-- TASK MATERIAL start --
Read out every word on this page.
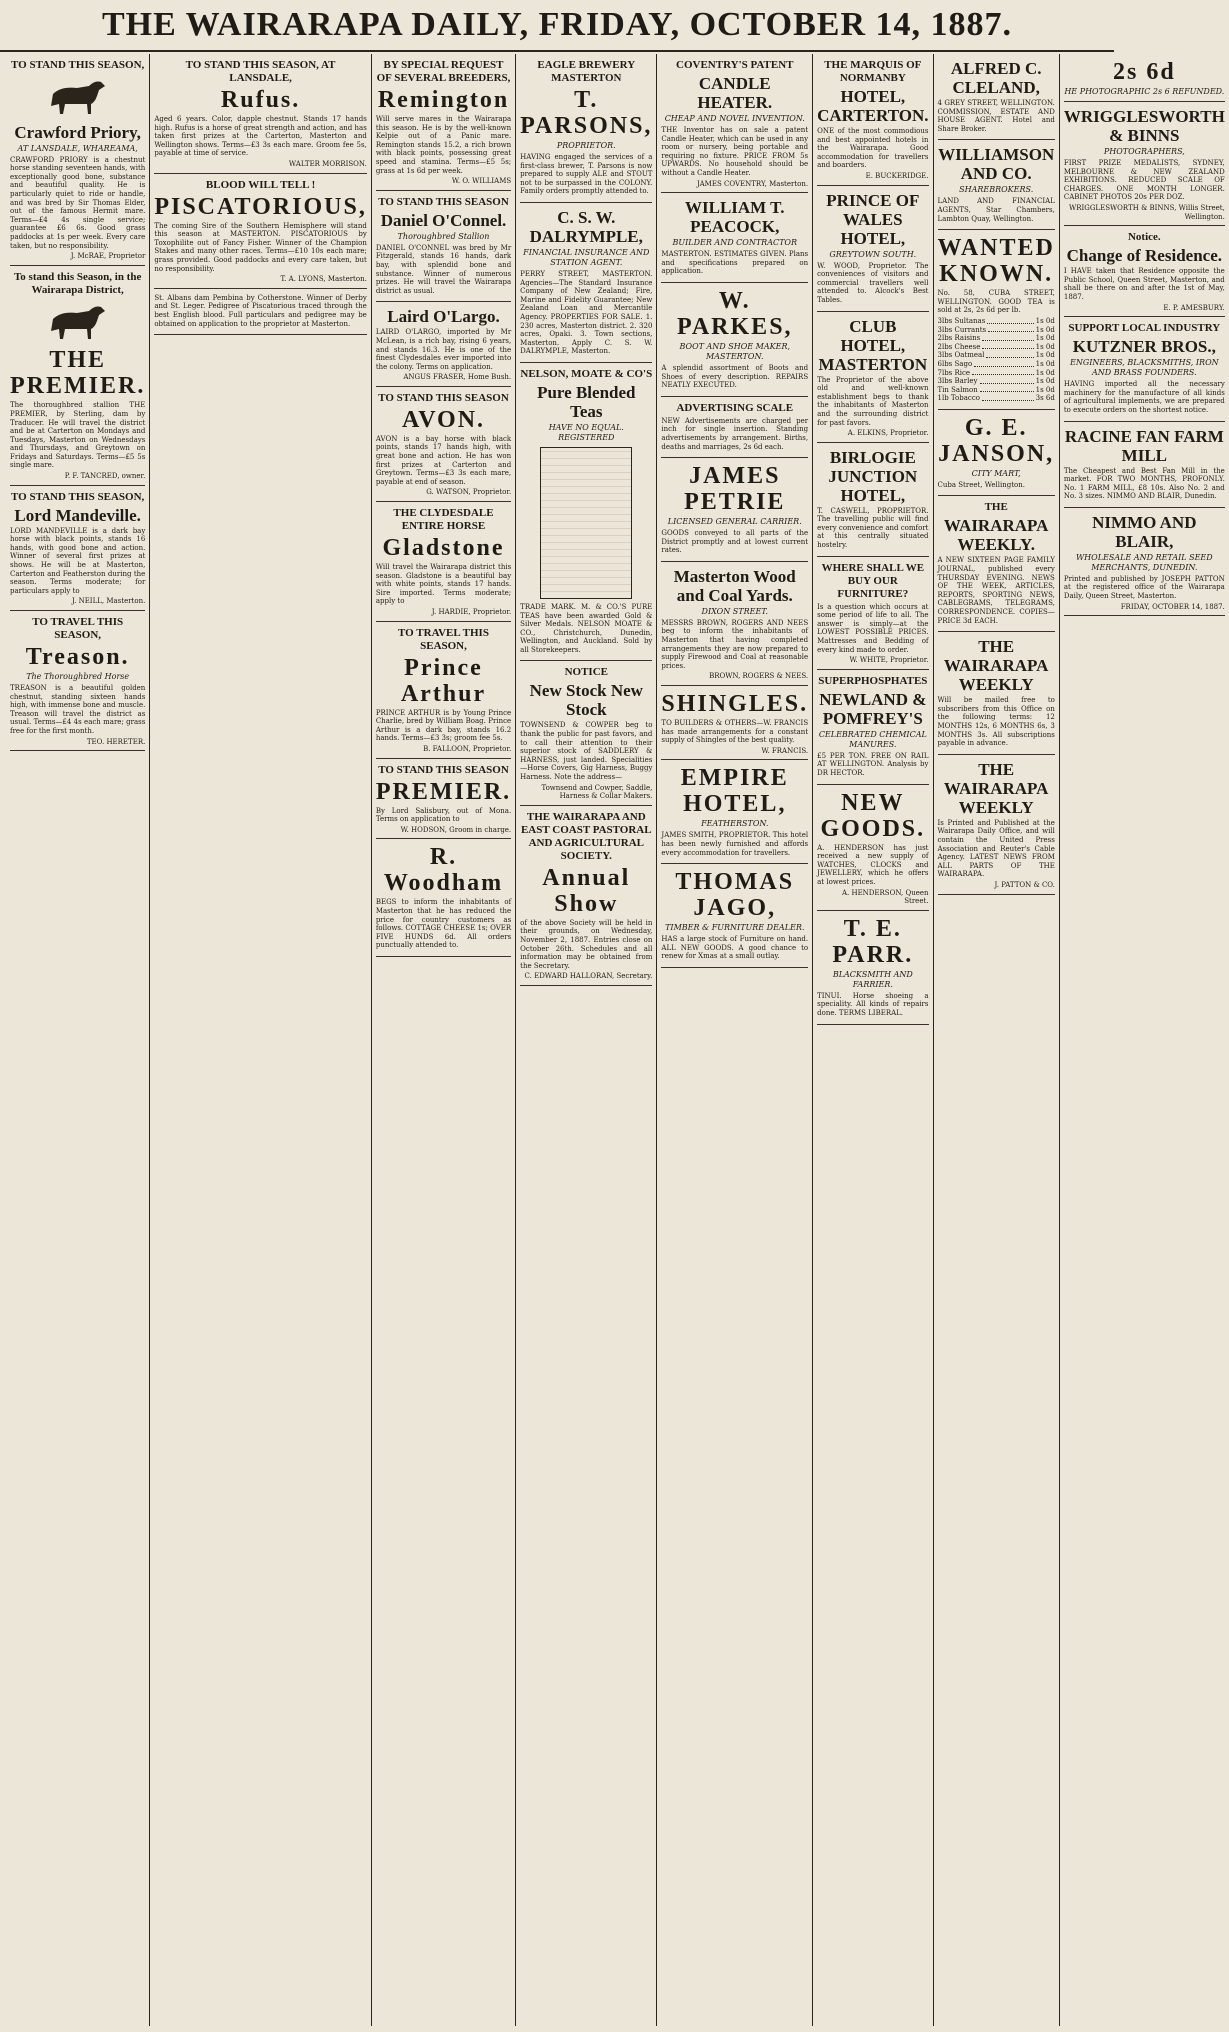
THE WAIRARAPA DAILY, FRIDAY, OCTOBER 14, 1887.
TO STAND THIS SEASON,
Crawford Priory,
AT LANSDALE, WHAREAMA,

CRAWFORD PRIORY is a chestnut horse standing seventeen hands, with exceptionally good bone, substance and beautiful quality. He is particularly quiet to ride or handle, and was bred by Sir Thomas Elder, out of the famous Hermit mare. Terms—£4 4s single service; guarantee £6 6s. Good grass paddocks at 1s per week. Every care taken, but no responsibility.

J. McRAE, Proprietor
To stand this Season, in the Wairarapa District,
THE PREMIER.

The thoroughbred stallion THE PREMIER, by Sterling, dam by Traducer. He will travel the district and be at Carterton on Mondays and Tuesdays, Masterton on Wednesdays and Thursdays, and Greytown on Fridays and Saturdays. Terms—£5 5s single mare.

P. F. TANCRED, owner.
TO STAND THIS SEASON,
Lord Mandeville.

LORD MANDEVILLE is a dark bay horse with black points, stands 16 hands, with good bone and action. Winner of several first prizes at shows. He will be at Masterton, Carterton and Featherston during the season. Terms moderate; for particulars apply to

J. NEILL, Masterton.
TO TRAVEL THIS SEASON,
Treason.
The Thoroughbred Horse

TREASON is a beautiful golden chestnut, standing sixteen hands high, with immense bone and muscle. Treason will travel the district as usual. Terms—£4 4s each mare; grass free for the first month.

TEO. HERETER.
TO STAND THIS SEASON, AT LANSDALE,
Rufus.

Aged 6 years. Color, dapple chestnut. Stands 17 hands high. Rufus is a horse of great strength and action, and has taken first prizes at the Carterton, Masterton and Wellington shows. Terms—£3 3s each mare. Groom fee 5s, payable at time of service.

WALTER MORRISON.
BLOOD WILL TELL !
PISCATORIOUS,

The coming Sire of the Southern Hemisphere will stand this season at MASTERTON. PISCATORIOUS by Toxophilite out of Fancy Fisher. Winner of the Champion Stakes and many other races. Terms—£10 10s each mare; grass provided. Good paddocks and every care taken, but no responsibility.

T. A. LYONS, Masterton.

St. Albans dam Pembina by Cotherstone. Winner of Derby and St. Leger. Pedigree of Piscatorious traced through the best English blood. Full particulars and pedigree may be obtained on application to the proprietor at Masterton.

BY SPECIAL REQUEST OF SEVERAL BREEDERS,
Remington

Will serve mares in the Wairarapa this season. He is by the well-known Kelpie out of a Panic mare. Remington stands 15.2, a rich brown with black points, possessing great speed and stamina. Terms—£5 5s; grass at 1s 6d per week.

W. O. WILLIAMS
TO STAND THIS SEASON
Daniel O'Connel.
Thoroughbred Stallion

DANIEL O'CONNEL was bred by Mr Fitzgerald, stands 16 hands, dark bay, with splendid bone and substance. Winner of numerous prizes. He will travel the Wairarapa district as usual.

Laird O'Largo.

LAIRD O'LARGO, imported by Mr McLean, is a rich bay, rising 6 years, and stands 16.3. He is one of the finest Clydesdales ever imported into the colony. Terms on application.

ANGUS FRASER, Home Bush.
TO STAND THIS SEASON
AVON.

AVON is a bay horse with black points, stands 17 hands high, with great bone and action. He has won first prizes at Carterton and Greytown. Terms—£3 3s each mare, payable at end of season.

G. WATSON, Proprietor.
THE CLYDESDALE ENTIRE HORSE
Gladstone

Will travel the Wairarapa district this season. Gladstone is a beautiful bay with white points, stands 17 hands. Sire imported. Terms moderate; apply to

J. HARDIE, Proprietor.
TO TRAVEL THIS SEASON,
Prince Arthur

PRINCE ARTHUR is by Young Prince Charlie, bred by William Boag. Prince Arthur is a dark bay, stands 16.2 hands. Terms—£3 3s; groom fee 5s.

B. FALLOON, Proprietor.
TO STAND THIS SEASON
PREMIER.

By Lord Salisbury, out of Mona. Terms on application to

W. HODSON, Groom in charge.
R. Woodham

BEGS to inform the inhabitants of Masterton that he has reduced the price for country customers as follows. COTTAGE CHEESE 1s; OVER FIVE HUNDS 6d. All orders punctually attended to.

EAGLE BREWERY MASTERTON
T. PARSONS,
PROPRIETOR.

HAVING engaged the services of a first-class brewer, T. Parsons is now prepared to supply ALE and STOUT not to be surpassed in the COLONY. Family orders promptly attended to.

C. S. W. DALRYMPLE,
FINANCIAL INSURANCE AND STATION AGENT.

PERRY STREET, MASTERTON. Agencies—The Standard Insurance Company of New Zealand; Fire, Marine and Fidelity Guarantee; New Zealand Loan and Mercantile Agency. PROPERTIES FOR SALE. 1. 230 acres, Masterton district. 2. 320 acres, Opaki. 3. Town sections, Masterton. Apply C. S. W. DALRYMPLE, Masterton.

NELSON, MOATE & CO'S
Pure Blended Teas
HAVE NO EQUAL. REGISTERED

TRADE MARK. M. & CO.'S PURE TEAS have been awarded Gold & Silver Medals. NELSON MOATE & CO., Christchurch, Dunedin, Wellington, and Auckland. Sold by all Storekeepers.

NOTICE
New Stock New Stock

TOWNSEND & COWPER beg to thank the public for past favors, and to call their attention to their superior stock of SADDLERY & HARNESS, just landed. Specialities—Horse Covers, Gig Harness, Buggy Harness. Note the address—

Townsend and Cowper, Saddle, Harness & Collar Makers.
THE WAIRARAPA AND EAST COAST PASTORAL AND AGRICULTURAL SOCIETY.
Annual Show

of the above Society will be held in their grounds, on Wednesday, November 2, 1887. Entries close on October 26th. Schedules and all information may be obtained from the Secretary.

C. EDWARD HALLORAN, Secretary.
COVENTRY'S PATENT
CANDLE HEATER.
CHEAP AND NOVEL INVENTION.

THE Inventor has on sale a patent Candle Heater, which can be used in any room or nursery, being portable and requiring no fixture. PRICE FROM 5s UPWARDS. No household should be without a Candle Heater.

JAMES COVENTRY, Masterton.
WILLIAM T. PEACOCK,
BUILDER AND CONTRACTOR

MASTERTON. ESTIMATES GIVEN. Plans and specifications prepared on application.

W. PARKES,
BOOT AND SHOE MAKER, MASTERTON.

A splendid assortment of Boots and Shoes of every description. REPAIRS NEATLY EXECUTED.

ADVERTISING SCALE

NEW Advertisements are charged per inch for single insertion. Standing advertisements by arrangement. Births, deaths and marriages, 2s 6d each.

JAMES PETRIE
LICENSED GENERAL CARRIER.

GOODS conveyed to all parts of the District promptly and at lowest current rates.

Masterton Wood and Coal Yards.
DIXON STREET.

MESSRS BROWN, ROGERS AND NEES beg to inform the inhabitants of Masterton that having completed arrangements they are now prepared to supply Firewood and Coal at reasonable prices.

BROWN, ROGERS & NEES.
SHINGLES.

TO BUILDERS & OTHERS—W. FRANCIS has made arrangements for a constant supply of Shingles of the best quality.

W. FRANCIS.
EMPIRE HOTEL,
FEATHERSTON.

JAMES SMITH, PROPRIETOR. This hotel has been newly furnished and affords every accommodation for travellers.

THOMAS JAGO,
TIMBER & FURNITURE DEALER.

HAS a large stock of Furniture on hand. ALL NEW GOODS. A good chance to renew for Xmas at a small outlay.

THE MARQUIS OF NORMANBY
HOTEL, CARTERTON.

ONE of the most commodious and best appointed hotels in the Wairarapa. Good accommodation for travellers and boarders.

E. BUCKERIDGE.
PRINCE OF WALES HOTEL,
GREYTOWN SOUTH.

W. WOOD, Proprietor. The conveniences of visitors and commercial travellers well attended to. Alcock's Best Tables.

CLUB HOTEL, MASTERTON

The Proprietor of the above old and well-known establishment begs to thank the inhabitants of Masterton and the surrounding district for past favors.

A. ELKINS, Proprietor.
BIRLOGIE JUNCTION HOTEL,

T. CASWELL, PROPRIETOR. The travelling public will find every convenience and comfort at this centrally situated hostelry.

WHERE SHALL WE BUY OUR FURNITURE?

Is a question which occurs at some period of life to all. The answer is simply—at the LOWEST POSSIBLE PRICES. Mattresses and Bedding of every kind made to order.

W. WHITE, Proprietor.
SUPERPHOSPHATES
NEWLAND & POMFREY'S
CELEBRATED CHEMICAL MANURES.

£5 PER TON. FREE ON RAIL AT WELLINGTON. Analysis by DR HECTOR.

NEW GOODS.

A. HENDERSON has just received a new supply of WATCHES, CLOCKS and JEWELLERY, which he offers at lowest prices.

A. HENDERSON, Queen Street.
T. E. PARR.
BLACKSMITH AND FARRIER.

TINUI. Horse shoeing a speciality. All kinds of repairs done. TERMS LIBERAL.

ALFRED C. CLELAND,

4 GREY STREET, WELLINGTON. COMMISSION, ESTATE AND HOUSE AGENT. Hotel and Share Broker.

WILLIAMSON AND CO.
SHAREBROKERS.

LAND AND FINANCIAL AGENTS, Star Chambers, Lambton Quay, Wellington.

WANTED KNOWN.

No. 58, CUBA STREET, WELLINGTON. GOOD TEA is sold at 2s, 2s 6d per lb.

3lbs Sultanas	1s 0d
3lbs Currants	1s 0d
2lbs Raisins	1s 0d
2lbs Cheese	1s 0d
3lbs Oatmeal	1s 0d
6lbs Sago	1s 0d
7lbs Rice	1s 0d
3lbs Barley	1s 0d
Tin Salmon	1s 0d
1lb Tobacco	3s 6d
G. E. JANSON,
CITY MART,

Cuba Street, Wellington.

THE
WAIRARAPA WEEKLY.

A NEW SIXTEEN PAGE FAMILY JOURNAL, published every THURSDAY EVENING. NEWS OF THE WEEK, ARTICLES, REPORTS, SPORTING NEWS, CABLEGRAMS, TELEGRAMS, CORRESPONDENCE. COPIES—PRICE 3d EACH.

THE WAIRARAPA WEEKLY

Will be mailed free to subscribers from this Office on the following terms: 12 MONTHS 12s, 6 MONTHS 6s, 3 MONTHS 3s. All subscriptions payable in advance.

THE WAIRARAPA WEEKLY

Is Printed and Published at the Wairarapa Daily Office, and will contain the United Press Association and Reuter's Cable Agency. LATEST NEWS FROM ALL PARTS OF THE WAIRARAPA.

J. PATTON & CO.
2s 6d
HE PHOTOGRAPHIC 2s 6 REFUNDED.
WRIGGLESWORTH & BINNS
PHOTOGRAPHERS,

FIRST PRIZE MEDALISTS, SYDNEY, MELBOURNE & NEW ZEALAND EXHIBITIONS. REDUCED SCALE OF CHARGES. ONE MONTH LONGER. CABINET PHOTOS 20s PER DOZ.

WRIGGLESWORTH & BINNS, Willis Street, Wellington.
Notice.
Change of Residence.

I HAVE taken that Residence opposite the Public School, Queen Street, Masterton, and shall be there on and after the 1st of May, 1887.

E. P. AMESBURY.
SUPPORT LOCAL INDUSTRY
KUTZNER BROS.,
ENGINEERS, BLACKSMITHS, IRON AND BRASS FOUNDERS.

HAVING imported all the necessary machinery for the manufacture of all kinds of agricultural implements, we are prepared to execute orders on the shortest notice.

RACINE FAN FARM MILL

The Cheapest and Best Fan Mill in the market. FOR TWO MONTHS, PROFONLY. No. 1 FARM MILL, £8 10s. Also No. 2 and No. 3 sizes. NIMMO AND BLAIR, Dunedin.

NIMMO AND BLAIR,
WHOLESALE AND RETAIL SEED MERCHANTS, DUNEDIN.

Printed and published by JOSEPH PATTON at the registered office of the Wairarapa Daily, Queen Street, Masterton.

FRIDAY, OCTOBER 14, 1887.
-- TASK MATERIAL end --
* _WHAT IS NEEDED_: Lines holding the word "obtained" in the entries above are the ones to pull out. Copy them all.

* _THE RESULT_:
St. Albans dam Pembina by Cotherstone. Winner of Derby and St. Leger. Pedigree of Piscatorious traced through the best English blood. Full particulars and pedigree may be obtained on application to the proprietor at Masterton.
of the above Society will be held in their grounds, on Wednesday, November 2, 1887. Entries close on October 26th. Schedules and all information may be obtained from the Secretary.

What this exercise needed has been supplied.